▸ **DATA SHOWN**
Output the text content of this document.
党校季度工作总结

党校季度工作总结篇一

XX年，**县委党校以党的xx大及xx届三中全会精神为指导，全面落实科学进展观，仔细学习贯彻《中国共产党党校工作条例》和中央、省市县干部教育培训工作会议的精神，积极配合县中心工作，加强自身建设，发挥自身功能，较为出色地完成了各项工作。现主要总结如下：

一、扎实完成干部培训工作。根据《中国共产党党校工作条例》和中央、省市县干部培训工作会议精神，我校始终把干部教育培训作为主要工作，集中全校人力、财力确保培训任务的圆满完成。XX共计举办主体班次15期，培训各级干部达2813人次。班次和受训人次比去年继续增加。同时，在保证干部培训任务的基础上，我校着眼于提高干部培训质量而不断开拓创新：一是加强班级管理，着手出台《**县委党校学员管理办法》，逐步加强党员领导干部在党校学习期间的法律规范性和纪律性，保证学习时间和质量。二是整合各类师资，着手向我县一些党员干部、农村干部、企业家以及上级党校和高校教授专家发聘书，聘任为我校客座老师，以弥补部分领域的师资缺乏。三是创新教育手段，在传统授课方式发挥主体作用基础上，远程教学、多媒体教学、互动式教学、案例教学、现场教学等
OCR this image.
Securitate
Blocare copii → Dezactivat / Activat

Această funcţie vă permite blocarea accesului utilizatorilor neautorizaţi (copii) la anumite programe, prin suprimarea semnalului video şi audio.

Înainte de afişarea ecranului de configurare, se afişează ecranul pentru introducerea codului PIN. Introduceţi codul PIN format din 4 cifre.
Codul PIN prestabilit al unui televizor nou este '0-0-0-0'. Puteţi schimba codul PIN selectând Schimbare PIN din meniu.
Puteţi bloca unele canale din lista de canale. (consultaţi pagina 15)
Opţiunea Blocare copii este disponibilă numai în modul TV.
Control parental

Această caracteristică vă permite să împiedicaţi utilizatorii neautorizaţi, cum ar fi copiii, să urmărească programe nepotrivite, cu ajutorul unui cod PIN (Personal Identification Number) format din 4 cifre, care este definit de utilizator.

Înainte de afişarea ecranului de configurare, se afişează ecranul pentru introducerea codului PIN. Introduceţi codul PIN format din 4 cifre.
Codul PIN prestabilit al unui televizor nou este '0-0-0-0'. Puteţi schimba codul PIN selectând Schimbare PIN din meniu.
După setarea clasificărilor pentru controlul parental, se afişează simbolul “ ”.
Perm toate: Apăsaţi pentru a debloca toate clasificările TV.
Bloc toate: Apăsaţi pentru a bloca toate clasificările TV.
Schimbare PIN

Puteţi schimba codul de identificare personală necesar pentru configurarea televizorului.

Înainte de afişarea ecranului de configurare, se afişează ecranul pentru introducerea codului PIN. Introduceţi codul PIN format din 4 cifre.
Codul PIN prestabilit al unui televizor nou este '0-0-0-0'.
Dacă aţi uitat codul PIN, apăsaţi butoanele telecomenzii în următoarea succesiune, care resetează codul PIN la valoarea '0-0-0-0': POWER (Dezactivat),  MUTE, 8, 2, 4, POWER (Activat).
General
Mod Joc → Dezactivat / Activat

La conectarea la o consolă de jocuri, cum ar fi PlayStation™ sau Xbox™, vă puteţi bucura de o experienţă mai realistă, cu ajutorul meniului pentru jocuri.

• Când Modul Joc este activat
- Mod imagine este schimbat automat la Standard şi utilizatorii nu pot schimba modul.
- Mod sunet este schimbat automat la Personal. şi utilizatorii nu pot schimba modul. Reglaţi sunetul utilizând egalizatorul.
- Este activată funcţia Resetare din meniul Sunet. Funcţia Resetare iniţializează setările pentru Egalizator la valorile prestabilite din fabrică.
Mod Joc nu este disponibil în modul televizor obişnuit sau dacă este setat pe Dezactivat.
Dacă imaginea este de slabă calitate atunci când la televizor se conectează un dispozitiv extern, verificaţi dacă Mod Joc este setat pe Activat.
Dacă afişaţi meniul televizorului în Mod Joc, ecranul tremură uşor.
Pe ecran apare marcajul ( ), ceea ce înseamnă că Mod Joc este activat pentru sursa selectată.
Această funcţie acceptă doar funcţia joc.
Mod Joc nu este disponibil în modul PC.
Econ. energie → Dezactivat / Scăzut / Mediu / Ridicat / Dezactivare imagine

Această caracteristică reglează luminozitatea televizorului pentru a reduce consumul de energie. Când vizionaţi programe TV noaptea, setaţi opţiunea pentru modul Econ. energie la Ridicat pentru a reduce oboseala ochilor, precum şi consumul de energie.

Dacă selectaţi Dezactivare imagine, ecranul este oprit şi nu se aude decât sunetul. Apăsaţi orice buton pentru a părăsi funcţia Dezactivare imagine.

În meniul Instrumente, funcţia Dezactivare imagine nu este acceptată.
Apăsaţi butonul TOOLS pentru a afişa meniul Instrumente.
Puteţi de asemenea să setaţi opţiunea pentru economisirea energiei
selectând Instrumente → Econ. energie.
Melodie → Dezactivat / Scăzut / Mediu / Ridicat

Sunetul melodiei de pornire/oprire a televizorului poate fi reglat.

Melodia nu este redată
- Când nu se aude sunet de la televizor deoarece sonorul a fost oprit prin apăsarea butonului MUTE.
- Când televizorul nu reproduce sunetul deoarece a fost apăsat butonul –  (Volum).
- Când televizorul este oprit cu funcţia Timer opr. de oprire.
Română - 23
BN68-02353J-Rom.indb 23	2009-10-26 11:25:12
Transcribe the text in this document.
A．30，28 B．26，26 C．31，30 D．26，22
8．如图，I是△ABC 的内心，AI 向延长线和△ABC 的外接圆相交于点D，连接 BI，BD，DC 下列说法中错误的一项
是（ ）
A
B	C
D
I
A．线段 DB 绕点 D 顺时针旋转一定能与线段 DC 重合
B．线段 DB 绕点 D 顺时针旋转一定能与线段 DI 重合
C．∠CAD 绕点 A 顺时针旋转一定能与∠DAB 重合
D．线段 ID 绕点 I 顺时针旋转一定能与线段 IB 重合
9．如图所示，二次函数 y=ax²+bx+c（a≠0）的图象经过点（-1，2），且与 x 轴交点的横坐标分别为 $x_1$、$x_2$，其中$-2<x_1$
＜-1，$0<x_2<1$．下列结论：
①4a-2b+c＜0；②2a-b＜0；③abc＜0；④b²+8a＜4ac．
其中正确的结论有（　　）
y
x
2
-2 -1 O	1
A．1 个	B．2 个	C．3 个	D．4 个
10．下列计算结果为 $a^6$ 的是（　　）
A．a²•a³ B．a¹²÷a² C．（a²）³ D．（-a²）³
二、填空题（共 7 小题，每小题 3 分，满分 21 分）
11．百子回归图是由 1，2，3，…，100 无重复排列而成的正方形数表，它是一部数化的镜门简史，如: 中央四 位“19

▸ **WRITTEN REQUEST**
Copy all of the data exactly.

▸ **SOLUTION FOR THIS EXERCISE**
Output the text content of this document.
党校季度工作总结

党校季度工作总结篇一

XX年，**县委党校以党的xx大及xx届三中全会精神为指导，全面落实科学进展观，仔细学习贯彻《中国共产党党校工作条例》和中央、省市县干部教育培训工作会议的精神，积极配合县中心工作，加强自身建设，发挥自身功能，较为出色地完成了各项工作。现主要总结如下：

一、扎实完成干部培训工作。根据《中国共产党党校工作条例》和中央、省市县干部培训工作会议精神，我校始终把干部教育培训作为主要工作，集中全校人力、财力确保培训任务的圆满完成。XX共计举办主体班次15期，培训各级干部达2813人次。班次和受训人次比去年继续增加。同时，在保证干部培训任务的基础上，我校着眼于提高干部培训质量而不断开拓创新：一是加强班级管理，着手出台《**县委党校学员管理办法》，逐步加强党员领导干部在党校学习期间的法律规范性和纪律性，保证学习时间和质量。二是整合各类师资，着手向我县一些党员干部、农村干部、企业家以及上级党校和高校教授专家发聘书，聘任为我校客座老师，以弥补部分领域的师资缺乏。三是创新教育手段，在传统授课方式发挥主体作用基础上，远程教学、多媒体教学、互动式教学、案例教学、现场教学等
OCR this image.
Securitate
Blocare copii → Dezactivat / Activat

Această funcţie vă permite blocarea accesului utilizatorilor neautorizaţi (copii) la anumite programe, prin suprimarea semnalului video şi audio.

Înainte de afişarea ecranului de configurare, se afişează ecranul pentru introducerea codului PIN. Introduceţi codul PIN format din 4 cifre.
Codul PIN prestabilit al unui televizor nou este '0-0-0-0'. Puteţi schimba codul PIN selectând Schimbare PIN din meniu.
Puteţi bloca unele canale din lista de canale. (consultaţi pagina 15)
Opţiunea Blocare copii este disponibilă numai în modul TV.
Control parental

Această caracteristică vă permite să împiedicaţi utilizatorii neautorizaţi, cum ar fi copiii, să urmărească programe nepotrivite, cu ajutorul unui cod PIN (Personal Identification Number) format din 4 cifre, care este definit de utilizator.

Înainte de afişarea ecranului de configurare, se afişează ecranul pentru introducerea codului PIN. Introduceţi codul PIN format din 4 cifre.
Codul PIN prestabilit al unui televizor nou este '0-0-0-0'. Puteţi schimba codul PIN selectând Schimbare PIN din meniu.
După setarea clasificărilor pentru controlul parental, se afişează simbolul “ ”.
Perm toate: Apăsaţi pentru a debloca toate clasificările TV.
Bloc toate: Apăsaţi pentru a bloca toate clasificările TV.
Schimbare PIN

Puteţi schimba codul de identificare personală necesar pentru configurarea televizorului.

Înainte de afişarea ecranului de configurare, se afişează ecranul pentru introducerea codului PIN. Introduceţi codul PIN format din 4 cifre.
Codul PIN prestabilit al unui televizor nou este '0-0-0-0'.
Dacă aţi uitat codul PIN, apăsaţi butoanele telecomenzii în următoarea succesiune, care resetează codul PIN la valoarea '0-0-0-0': POWER (Dezactivat),  MUTE, 8, 2, 4, POWER (Activat).
General
Mod Joc → Dezactivat / Activat

La conectarea la o consolă de jocuri, cum ar fi PlayStation™ sau Xbox™, vă puteţi bucura de o experienţă mai realistă, cu ajutorul meniului pentru jocuri.

• Când Modul Joc este activat
- Mod imagine este schimbat automat la Standard şi utilizatorii nu pot schimba modul.
- Mod sunet este schimbat automat la Personal. şi utilizatorii nu pot schimba modul. Reglaţi sunetul utilizând egalizatorul.
- Este activată funcţia Resetare din meniul Sunet. Funcţia Resetare iniţializează setările pentru Egalizator la valorile prestabilite din fabrică.
Mod Joc nu este disponibil în modul televizor obişnuit sau dacă este setat pe Dezactivat.
Dacă imaginea este de slabă calitate atunci când la televizor se conectează un dispozitiv extern, verificaţi dacă Mod Joc este setat pe Activat.
Dacă afişaţi meniul televizorului în Mod Joc, ecranul tremură uşor.
Pe ecran apare marcajul ( ), ceea ce înseamnă că Mod Joc este activat pentru sursa selectată.
Această funcţie acceptă doar funcţia joc.
Mod Joc nu este disponibil în modul PC.
Econ. energie → Dezactivat / Scăzut / Mediu / Ridicat / Dezactivare imagine

Această caracteristică reglează luminozitatea televizorului pentru a reduce consumul de energie. Când vizionaţi programe TV noaptea, setaţi opţiunea pentru modul Econ. energie la Ridicat pentru a reduce oboseala ochilor, precum şi consumul de energie.

Dacă selectaţi Dezactivare imagine, ecranul este oprit şi nu se aude decât sunetul. Apăsaţi orice buton pentru a părăsi funcţia Dezactivare imagine.

În meniul Instrumente, funcţia Dezactivare imagine nu este acceptată.
Apăsaţi butonul TOOLS pentru a afişa meniul Instrumente.
Puteţi de asemenea să setaţi opţiunea pentru economisirea energiei
selectând Instrumente → Econ. energie.
Melodie → Dezactivat / Scăzut / Mediu / Ridicat

Sunetul melodiei de pornire/oprire a televizorului poate fi reglat.

Melodia nu este redată
- Când nu se aude sunet de la televizor deoarece sonorul a fost oprit prin apăsarea butonului MUTE.
- Când televizorul nu reproduce sunetul deoarece a fost apăsat butonul –  (Volum).
- Când televizorul este oprit cu funcţia Timer opr. de oprire.
Română - 23
BN68-02353J-Rom.indb 23	2009-10-26 11:25:12
Transcribe the text in this document.
A．30，28 B．26，26 C．31，30 D．26，22
8．如图，I是△ABC 的内心，AI 向延长线和△ABC 的外接圆相交于点D，连接 BI，BD，DC 下列说法中错误的一项
是（ ）
A
B	C
D
I
A．线段 DB 绕点 D 顺时针旋转一定能与线段 DC 重合
B．线段 DB 绕点 D 顺时针旋转一定能与线段 DI 重合
C．∠CAD 绕点 A 顺时针旋转一定能与∠DAB 重合
D．线段 ID 绕点 I 顺时针旋转一定能与线段 IB 重合
9．如图所示，二次函数 y=ax²+bx+c（a≠0）的图象经过点（-1，2），且与 x 轴交点的横坐标分别为 $x_1$、$x_2$，其中$-2<x_1$
＜-1，$0<x_2<1$．下列结论：
①4a-2b+c＜0；②2a-b＜0；③abc＜0；④b²+8a＜4ac．
其中正确的结论有（　　）
y
x
2
-2 -1 O	1
A．1 个	B．2 个	C．3 个	D．4 个
10．下列计算结果为 $a^6$ 的是（　　）
A．a²•a³ B．a¹²÷a² C．（a²）³ D．（-a²）³
二、填空题（共 7 小题，每小题 3 分，满分 21 分）
11．百子回归图是由 1，2，3，…，100 无重复排列而成的正方形数表，它是一部数化的镜门简史，如: 中央四 位“19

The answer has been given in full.